### Data for processing:
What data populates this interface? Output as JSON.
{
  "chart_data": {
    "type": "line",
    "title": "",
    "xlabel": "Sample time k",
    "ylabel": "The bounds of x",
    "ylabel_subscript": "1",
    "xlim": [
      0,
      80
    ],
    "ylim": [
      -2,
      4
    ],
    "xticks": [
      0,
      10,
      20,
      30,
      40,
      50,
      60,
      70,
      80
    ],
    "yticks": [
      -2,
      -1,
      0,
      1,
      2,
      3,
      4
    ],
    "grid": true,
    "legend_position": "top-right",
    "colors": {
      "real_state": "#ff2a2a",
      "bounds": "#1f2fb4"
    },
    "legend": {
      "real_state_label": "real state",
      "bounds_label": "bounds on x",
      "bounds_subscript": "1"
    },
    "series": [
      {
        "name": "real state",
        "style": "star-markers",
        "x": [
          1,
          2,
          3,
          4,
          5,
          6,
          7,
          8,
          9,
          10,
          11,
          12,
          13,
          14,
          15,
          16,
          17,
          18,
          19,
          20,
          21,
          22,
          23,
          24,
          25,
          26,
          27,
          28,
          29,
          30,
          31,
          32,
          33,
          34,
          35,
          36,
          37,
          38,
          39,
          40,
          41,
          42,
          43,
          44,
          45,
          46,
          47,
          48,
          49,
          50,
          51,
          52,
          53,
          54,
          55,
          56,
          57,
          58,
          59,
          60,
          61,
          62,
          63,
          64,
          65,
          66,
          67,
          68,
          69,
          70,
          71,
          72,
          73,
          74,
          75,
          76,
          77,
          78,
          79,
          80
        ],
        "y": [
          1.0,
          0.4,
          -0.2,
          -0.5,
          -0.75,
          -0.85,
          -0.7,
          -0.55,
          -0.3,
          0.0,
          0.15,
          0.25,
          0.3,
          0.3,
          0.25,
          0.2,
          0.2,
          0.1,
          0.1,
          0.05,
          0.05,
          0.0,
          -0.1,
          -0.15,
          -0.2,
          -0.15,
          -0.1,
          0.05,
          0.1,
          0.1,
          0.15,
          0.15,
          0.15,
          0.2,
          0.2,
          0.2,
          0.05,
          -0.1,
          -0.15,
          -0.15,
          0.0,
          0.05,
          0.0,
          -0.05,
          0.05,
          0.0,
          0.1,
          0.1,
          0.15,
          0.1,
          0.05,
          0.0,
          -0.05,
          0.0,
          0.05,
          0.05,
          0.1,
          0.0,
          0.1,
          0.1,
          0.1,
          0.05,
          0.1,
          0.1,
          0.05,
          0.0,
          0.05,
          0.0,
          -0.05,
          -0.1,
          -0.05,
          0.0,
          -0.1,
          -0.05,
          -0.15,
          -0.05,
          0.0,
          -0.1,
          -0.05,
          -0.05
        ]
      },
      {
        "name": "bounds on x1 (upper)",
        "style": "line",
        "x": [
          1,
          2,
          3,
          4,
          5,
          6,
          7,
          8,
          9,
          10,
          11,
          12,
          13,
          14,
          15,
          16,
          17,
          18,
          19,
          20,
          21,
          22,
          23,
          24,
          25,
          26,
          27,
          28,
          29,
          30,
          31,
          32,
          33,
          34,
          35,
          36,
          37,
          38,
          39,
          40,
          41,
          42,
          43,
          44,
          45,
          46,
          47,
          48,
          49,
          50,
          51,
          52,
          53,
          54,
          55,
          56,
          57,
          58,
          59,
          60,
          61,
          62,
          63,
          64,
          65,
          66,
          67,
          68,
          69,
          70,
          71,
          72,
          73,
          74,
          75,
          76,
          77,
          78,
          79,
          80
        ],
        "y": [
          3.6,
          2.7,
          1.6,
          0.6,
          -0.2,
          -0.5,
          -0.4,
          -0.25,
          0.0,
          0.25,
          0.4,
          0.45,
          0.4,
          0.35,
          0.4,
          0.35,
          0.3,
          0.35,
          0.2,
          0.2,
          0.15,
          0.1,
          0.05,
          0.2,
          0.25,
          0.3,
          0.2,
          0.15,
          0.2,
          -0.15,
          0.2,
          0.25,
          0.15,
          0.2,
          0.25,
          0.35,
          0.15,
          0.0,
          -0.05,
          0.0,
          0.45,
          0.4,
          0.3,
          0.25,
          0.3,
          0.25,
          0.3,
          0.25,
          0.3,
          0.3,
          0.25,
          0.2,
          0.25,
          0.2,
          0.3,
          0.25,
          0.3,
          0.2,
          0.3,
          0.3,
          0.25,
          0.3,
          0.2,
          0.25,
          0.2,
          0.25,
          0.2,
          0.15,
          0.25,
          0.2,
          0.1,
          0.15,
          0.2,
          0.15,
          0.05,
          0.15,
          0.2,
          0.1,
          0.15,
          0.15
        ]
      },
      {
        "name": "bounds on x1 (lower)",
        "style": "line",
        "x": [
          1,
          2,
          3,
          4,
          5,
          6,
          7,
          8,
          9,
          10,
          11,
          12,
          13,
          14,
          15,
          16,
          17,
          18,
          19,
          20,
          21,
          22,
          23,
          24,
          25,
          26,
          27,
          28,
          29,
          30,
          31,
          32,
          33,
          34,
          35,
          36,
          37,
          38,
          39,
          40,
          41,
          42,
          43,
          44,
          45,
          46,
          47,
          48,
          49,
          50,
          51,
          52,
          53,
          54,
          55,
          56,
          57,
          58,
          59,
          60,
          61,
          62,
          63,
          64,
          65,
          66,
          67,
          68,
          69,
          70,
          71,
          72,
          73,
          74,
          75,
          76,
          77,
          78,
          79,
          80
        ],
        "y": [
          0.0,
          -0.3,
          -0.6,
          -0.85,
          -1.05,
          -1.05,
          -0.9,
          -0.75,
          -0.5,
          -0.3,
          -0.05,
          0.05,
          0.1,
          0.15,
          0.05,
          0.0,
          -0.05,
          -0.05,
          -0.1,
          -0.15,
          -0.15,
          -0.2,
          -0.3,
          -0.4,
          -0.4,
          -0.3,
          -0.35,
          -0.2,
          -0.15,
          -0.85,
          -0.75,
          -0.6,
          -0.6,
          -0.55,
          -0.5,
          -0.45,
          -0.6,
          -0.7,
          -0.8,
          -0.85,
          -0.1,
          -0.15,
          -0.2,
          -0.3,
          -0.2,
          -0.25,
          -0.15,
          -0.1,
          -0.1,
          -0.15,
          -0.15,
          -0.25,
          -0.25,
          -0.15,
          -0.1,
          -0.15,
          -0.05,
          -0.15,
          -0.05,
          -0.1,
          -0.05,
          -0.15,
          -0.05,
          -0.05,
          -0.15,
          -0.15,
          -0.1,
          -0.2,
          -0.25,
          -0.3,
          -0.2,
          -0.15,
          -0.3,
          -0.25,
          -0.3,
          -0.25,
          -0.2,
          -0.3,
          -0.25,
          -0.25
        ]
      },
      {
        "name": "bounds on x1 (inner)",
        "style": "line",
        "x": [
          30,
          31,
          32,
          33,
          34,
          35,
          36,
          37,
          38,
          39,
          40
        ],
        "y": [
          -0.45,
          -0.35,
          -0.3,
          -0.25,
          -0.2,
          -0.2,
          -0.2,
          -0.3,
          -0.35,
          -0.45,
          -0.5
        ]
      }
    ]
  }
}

### Exercise instructions:
All of the entries above must be quoted exactly.

### Task response:
What data populates this interface? Output as JSON.
{
  "chart_data": {
    "type": "line",
    "title": "",
    "xlabel": "Sample time k",
    "ylabel": "The bounds of x",
    "ylabel_subscript": "1",
    "xlim": [
      0,
      80
    ],
    "ylim": [
      -2,
      4
    ],
    "xticks": [
      0,
      10,
      20,
      30,
      40,
      50,
      60,
      70,
      80
    ],
    "yticks": [
      -2,
      -1,
      0,
      1,
      2,
      3,
      4
    ],
    "grid": true,
    "legend_position": "top-right",
    "colors": {
      "real_state": "#ff2a2a",
      "bounds": "#1f2fb4"
    },
    "legend": {
      "real_state_label": "real state",
      "bounds_label": "bounds on x",
      "bounds_subscript": "1"
    },
    "series": [
      {
        "name": "real state",
        "style": "star-markers",
        "x": [
          1,
          2,
          3,
          4,
          5,
          6,
          7,
          8,
          9,
          10,
          11,
          12,
          13,
          14,
          15,
          16,
          17,
          18,
          19,
          20,
          21,
          22,
          23,
          24,
          25,
          26,
          27,
          28,
          29,
          30,
          31,
          32,
          33,
          34,
          35,
          36,
          37,
          38,
          39,
          40,
          41,
          42,
          43,
          44,
          45,
          46,
          47,
          48,
          49,
          50,
          51,
          52,
          53,
          54,
          55,
          56,
          57,
          58,
          59,
          60,
          61,
          62,
          63,
          64,
          65,
          66,
          67,
          68,
          69,
          70,
          71,
          72,
          73,
          74,
          75,
          76,
          77,
          78,
          79,
          80
        ],
        "y": [
          1.0,
          0.4,
          -0.2,
          -0.5,
          -0.75,
          -0.85,
          -0.7,
          -0.55,
          -0.3,
          0.0,
          0.15,
          0.25,
          0.3,
          0.3,
          0.25,
          0.2,
          0.2,
          0.1,
          0.1,
          0.05,
          0.05,
          0.0,
          -0.1,
          -0.15,
          -0.2,
          -0.15,
          -0.1,
          0.05,
          0.1,
          0.1,
          0.15,
          0.15,
          0.15,
          0.2,
          0.2,
          0.2,
          0.05,
          -0.1,
          -0.15,
          -0.15,
          0.0,
          0.05,
          0.0,
          -0.05,
          0.05,
          0.0,
          0.1,
          0.1,
          0.15,
          0.1,
          0.05,
          0.0,
          -0.05,
          0.0,
          0.05,
          0.05,
          0.1,
          0.0,
          0.1,
          0.1,
          0.1,
          0.05,
          0.1,
          0.1,
          0.05,
          0.0,
          0.05,
          0.0,
          -0.05,
          -0.1,
          -0.05,
          0.0,
          -0.1,
          -0.05,
          -0.15,
          -0.05,
          0.0,
          -0.1,
          -0.05,
          -0.05
        ]
      },
      {
        "name": "bounds on x1 (upper)",
        "style": "line",
        "x": [
          1,
          2,
          3,
          4,
          5,
          6,
          7,
          8,
          9,
          10,
          11,
          12,
          13,
          14,
          15,
          16,
          17,
          18,
          19,
          20,
          21,
          22,
          23,
          24,
          25,
          26,
          27,
          28,
          29,
          30,
          31,
          32,
          33,
          34,
          35,
          36,
          37,
          38,
          39,
          40,
          41,
          42,
          43,
          44,
          45,
          46,
          47,
          48,
          49,
          50,
          51,
          52,
          53,
          54,
          55,
          56,
          57,
          58,
          59,
          60,
          61,
          62,
          63,
          64,
          65,
          66,
          67,
          68,
          69,
          70,
          71,
          72,
          73,
          74,
          75,
          76,
          77,
          78,
          79,
          80
        ],
        "y": [
          3.6,
          2.7,
          1.6,
          0.6,
          -0.2,
          -0.5,
          -0.4,
          -0.25,
          0.0,
          0.25,
          0.4,
          0.45,
          0.4,
          0.35,
          0.4,
          0.35,
          0.3,
          0.35,
          0.2,
          0.2,
          0.15,
          0.1,
          0.05,
          0.2,
          0.25,
          0.3,
          0.2,
          0.15,
          0.2,
          -0.15,
          0.2,
          0.25,
          0.15,
          0.2,
          0.25,
          0.35,
          0.15,
          0.0,
          -0.05,
          0.0,
          0.45,
          0.4,
          0.3,
          0.25,
          0.3,
          0.25,
          0.3,
          0.25,
          0.3,
          0.3,
          0.25,
          0.2,
          0.25,
          0.2,
          0.3,
          0.25,
          0.3,
          0.2,
          0.3,
          0.3,
          0.25,
          0.3,
          0.2,
          0.25,
          0.2,
          0.25,
          0.2,
          0.15,
          0.25,
          0.2,
          0.1,
          0.15,
          0.2,
          0.15,
          0.05,
          0.15,
          0.2,
          0.1,
          0.15,
          0.15
        ]
      },
      {
        "name": "bounds on x1 (lower)",
        "style": "line",
        "x": [
          1,
          2,
          3,
          4,
          5,
          6,
          7,
          8,
          9,
          10,
          11,
          12,
          13,
          14,
          15,
          16,
          17,
          18,
          19,
          20,
          21,
          22,
          23,
          24,
          25,
          26,
          27,
          28,
          29,
          30,
          31,
          32,
          33,
          34,
          35,
          36,
          37,
          38,
          39,
          40,
          41,
          42,
          43,
          44,
          45,
          46,
          47,
          48,
          49,
          50,
          51,
          52,
          53,
          54,
          55,
          56,
          57,
          58,
          59,
          60,
          61,
          62,
          63,
          64,
          65,
          66,
          67,
          68,
          69,
          70,
          71,
          72,
          73,
          74,
          75,
          76,
          77,
          78,
          79,
          80
        ],
        "y": [
          0.0,
          -0.3,
          -0.6,
          -0.85,
          -1.05,
          -1.05,
          -0.9,
          -0.75,
          -0.5,
          -0.3,
          -0.05,
          0.05,
          0.1,
          0.15,
          0.05,
          0.0,
          -0.05,
          -0.05,
          -0.1,
          -0.15,
          -0.15,
          -0.2,
          -0.3,
          -0.4,
          -0.4,
          -0.3,
          -0.35,
          -0.2,
          -0.15,
          -0.85,
          -0.75,
          -0.6,
          -0.6,
          -0.55,
          -0.5,
          -0.45,
          -0.6,
          -0.7,
          -0.8,
          -0.85,
          -0.1,
          -0.15,
          -0.2,
          -0.3,
          -0.2,
          -0.25,
          -0.15,
          -0.1,
          -0.1,
          -0.15,
          -0.15,
          -0.25,
          -0.25,
          -0.15,
          -0.1,
          -0.15,
          -0.05,
          -0.15,
          -0.05,
          -0.1,
          -0.05,
          -0.15,
          -0.05,
          -0.05,
          -0.15,
          -0.15,
          -0.1,
          -0.2,
          -0.25,
          -0.3,
          -0.2,
          -0.15,
          -0.3,
          -0.25,
          -0.3,
          -0.25,
          -0.2,
          -0.3,
          -0.25,
          -0.25
        ]
      },
      {
        "name": "bounds on x1 (inner)",
        "style": "line",
        "x": [
          30,
          31,
          32,
          33,
          34,
          35,
          36,
          37,
          38,
          39,
          40
        ],
        "y": [
          -0.45,
          -0.35,
          -0.3,
          -0.25,
          -0.2,
          -0.2,
          -0.2,
          -0.3,
          -0.35,
          -0.45,
          -0.5
        ]
      }
    ]
  }
}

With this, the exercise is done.